* [Problem requirements]: Which lines in the listing run from the line with "scroll-down-button[interactable] (263, 369, 271, 378)" up to and including the line with "column-header[interactable]: 零件类型 (500, 117, 537, 129)"? Quote them verbatim.

* [Data shown]:
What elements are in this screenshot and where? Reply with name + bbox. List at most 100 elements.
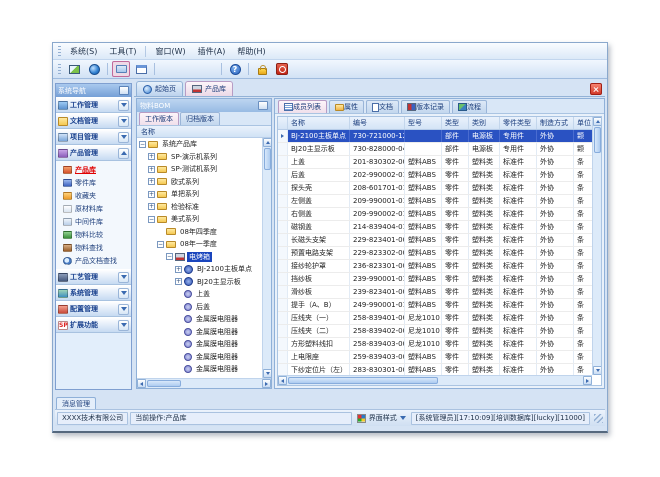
scroll-down-button[interactable] (263, 369, 271, 378)
toolbar-drag-handle[interactable] (58, 64, 61, 75)
table-row[interactable]: 右侧盖209-990002-01X塑料ABS零件塑料类标准件外协条 (278, 208, 592, 221)
chevron-button[interactable] (118, 320, 129, 331)
expand-toggle[interactable]: − (157, 241, 164, 248)
toolbar-button[interactable]: ? (226, 61, 244, 77)
table-row[interactable]: 磁钢盖214-839404-01X塑料ABS零件塑料类标准件外协条 (278, 221, 592, 234)
column-header[interactable]: 零件类型 (500, 117, 537, 129)
scroll-left-button[interactable] (278, 376, 287, 385)
sidebar-item-part-library[interactable]: 零件库 (56, 176, 131, 189)
table-row[interactable]: BJ20主显示板730-828000-04X部件电源板专用件外协颗 (278, 143, 592, 156)
column-header[interactable]: 类别 (469, 117, 500, 129)
tree-item[interactable]: +单把系列 (137, 188, 262, 201)
column-header[interactable]: 编号 (350, 117, 405, 129)
menu-item[interactable]: 窗口(W) (149, 44, 191, 59)
sidebar-group-system[interactable]: 系统管理 (56, 285, 131, 301)
menu-item[interactable]: 插件(A) (192, 44, 232, 59)
table-row[interactable]: 上电限座259-839403-00X塑料ABS零件塑料类标准件外协条 (278, 351, 592, 364)
bom-tab[interactable]: 工作版本 (139, 112, 179, 125)
resize-grip[interactable] (594, 414, 603, 423)
expand-toggle[interactable]: + (175, 266, 182, 273)
close-icon[interactable] (590, 83, 602, 95)
member-tab[interactable]: 属性 (329, 100, 364, 113)
main-tab[interactable]: 起始页 (136, 81, 183, 96)
toolbar-button[interactable] (273, 61, 291, 77)
tree-item[interactable]: 后盖 (137, 301, 262, 314)
table-row[interactable]: 预置电路支架229-823302-00X塑料ABS零件塑料类标准件外协条 (278, 247, 592, 260)
chevron-button[interactable] (118, 288, 129, 299)
scroll-thumb[interactable] (147, 380, 181, 387)
scroll-up-button[interactable] (263, 138, 271, 147)
chevron-button[interactable] (118, 272, 129, 283)
table-row[interactable]: 下纱定位片（左）283-830301-00X塑料ABS零件塑料类标准件外协条 (278, 364, 592, 375)
member-tab[interactable]: 文档 (366, 100, 399, 113)
table-row[interactable]: 左侧盖209-990001-01X塑料ABS零件塑料类标准件外协条 (278, 195, 592, 208)
tree-item[interactable]: −08年一季度 (137, 238, 262, 251)
column-header[interactable]: 制造方式 (537, 117, 574, 129)
tree-item[interactable]: 上盖 (137, 288, 262, 301)
member-tab[interactable]: 成员列表 (278, 100, 327, 113)
expand-toggle[interactable]: + (148, 153, 155, 160)
sidebar-group-extension[interactable]: SP扩展功能 (56, 317, 131, 333)
sidebar-item-material-search[interactable]: 物料查找 (56, 241, 131, 254)
grid-horizontal-scrollbar[interactable] (278, 375, 592, 385)
chevron-button[interactable] (118, 148, 129, 159)
member-tab[interactable]: 版本记录 (401, 100, 450, 113)
sidebar-item-favorites[interactable]: 收藏夹 (56, 189, 131, 202)
toolbar-button[interactable] (65, 61, 83, 77)
table-row[interactable]: 长磁头支架229-823401-00X塑料ABS零件塑料类标准件外协条 (278, 234, 592, 247)
tree-item[interactable]: +SP-演示机系列 (137, 151, 262, 164)
menu-item[interactable]: 系统(S) (64, 44, 103, 59)
tree-item[interactable]: +检验标准 (137, 201, 262, 214)
menu-item[interactable]: 工具(T) (103, 44, 142, 59)
expand-toggle[interactable]: + (148, 166, 155, 173)
tree-column-header[interactable]: 名称 (137, 126, 271, 138)
scroll-thumb[interactable] (264, 148, 271, 170)
sidebar-group-config[interactable]: 配置管理 (56, 301, 131, 317)
expand-toggle[interactable]: − (148, 216, 155, 223)
sidebar-item-intermediate[interactable]: 中间件库 (56, 215, 131, 228)
table-row[interactable]: 上盖201-830302-00X塑料ABS零件塑料类标准件外协条 (278, 156, 592, 169)
member-tab[interactable]: 流程 (452, 100, 487, 113)
tree-item[interactable]: +BJ20主显示板 (137, 276, 262, 289)
chevron-button[interactable] (118, 132, 129, 143)
table-row[interactable]: 方形塑料线扣258-839403-00X尼龙1010零件塑料类标准件外协条 (278, 338, 592, 351)
sidebar-group-craft[interactable]: 工艺管理 (56, 269, 131, 285)
tree-item[interactable]: +SP-测试机系列 (137, 163, 262, 176)
expand-toggle[interactable]: + (148, 203, 155, 210)
main-tab[interactable]: 产品库 (185, 81, 233, 96)
chevron-button[interactable] (118, 116, 129, 127)
column-header[interactable]: 类型 (442, 117, 469, 129)
grid-vertical-scrollbar[interactable] (592, 117, 601, 375)
table-row[interactable]: BJ-2100主板单点730-721000-12X部件电源板专用件外协颗 (278, 130, 592, 143)
table-row[interactable]: 后盖202-990002-01X塑料ABS零件塑料类标准件外协条 (278, 169, 592, 182)
expand-toggle[interactable]: + (148, 191, 155, 198)
toolbar-button[interactable] (253, 61, 271, 77)
expand-toggle[interactable]: + (148, 178, 155, 185)
chevron-button[interactable] (118, 100, 129, 111)
bom-tab[interactable]: 归档版本 (180, 112, 220, 125)
tree-item[interactable]: −系统产品库 (137, 138, 262, 151)
scroll-down-button[interactable] (593, 366, 602, 375)
scroll-left-button[interactable] (137, 379, 146, 388)
tree-item[interactable]: 金属膜电阻器 (137, 326, 262, 339)
sidebar-menu-button[interactable] (119, 86, 129, 95)
chevron-button[interactable] (118, 304, 129, 315)
table-row[interactable]: 提手（A、B）249-990001-01X塑料ABS零件塑料类标准件外协条 (278, 299, 592, 312)
sidebar-group-document[interactable]: 文档管理 (56, 113, 131, 129)
toolbar-button[interactable] (112, 61, 130, 77)
tree-item[interactable]: −美式系列 (137, 213, 262, 226)
sidebar-group-product[interactable]: 产品管理 (56, 145, 131, 161)
sidebar-item-material-compare[interactable]: 物料比较 (56, 228, 131, 241)
tree-horizontal-scrollbar[interactable] (137, 378, 271, 388)
toolbar-button[interactable] (199, 61, 217, 77)
tree-item[interactable]: 金属膜电阻器 (137, 351, 262, 364)
table-row[interactable]: 探头壳208-601701-01X塑料ABS零件塑料类标准件外协条 (278, 182, 592, 195)
table-row[interactable]: 滑纱板239-823401-00X塑料ABS零件塑料类标准件外协条 (278, 286, 592, 299)
ui-style-selector[interactable]: 界面样式 (354, 412, 409, 425)
sidebar-item-product-library[interactable]: 产品库 (56, 163, 131, 176)
scroll-up-button[interactable] (593, 117, 602, 126)
menu-item[interactable]: 帮助(H) (231, 44, 271, 59)
sidebar-group-project[interactable]: 项目管理 (56, 129, 131, 145)
tree-item[interactable]: −电烤箱 (137, 251, 262, 264)
table-row[interactable]: 接纱轮护罩236-823301-00X塑料ABS零件塑料类标准件外协条 (278, 260, 592, 273)
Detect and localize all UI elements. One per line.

* [Result]:
scroll-down-button[interactable] (263, 369, 271, 378)
toolbar-drag-handle[interactable] (58, 64, 61, 75)
table-row[interactable]: 右侧盖209-990002-01X塑料ABS零件塑料类标准件外协条 (278, 208, 592, 221)
chevron-button[interactable] (118, 320, 129, 331)
expand-toggle[interactable]: − (157, 241, 164, 248)
toolbar-button[interactable]: ? (226, 61, 244, 77)
table-row[interactable]: 磁钢盖214-839404-01X塑料ABS零件塑料类标准件外协条 (278, 221, 592, 234)
column-header[interactable]: 零件类型 (500, 117, 537, 129)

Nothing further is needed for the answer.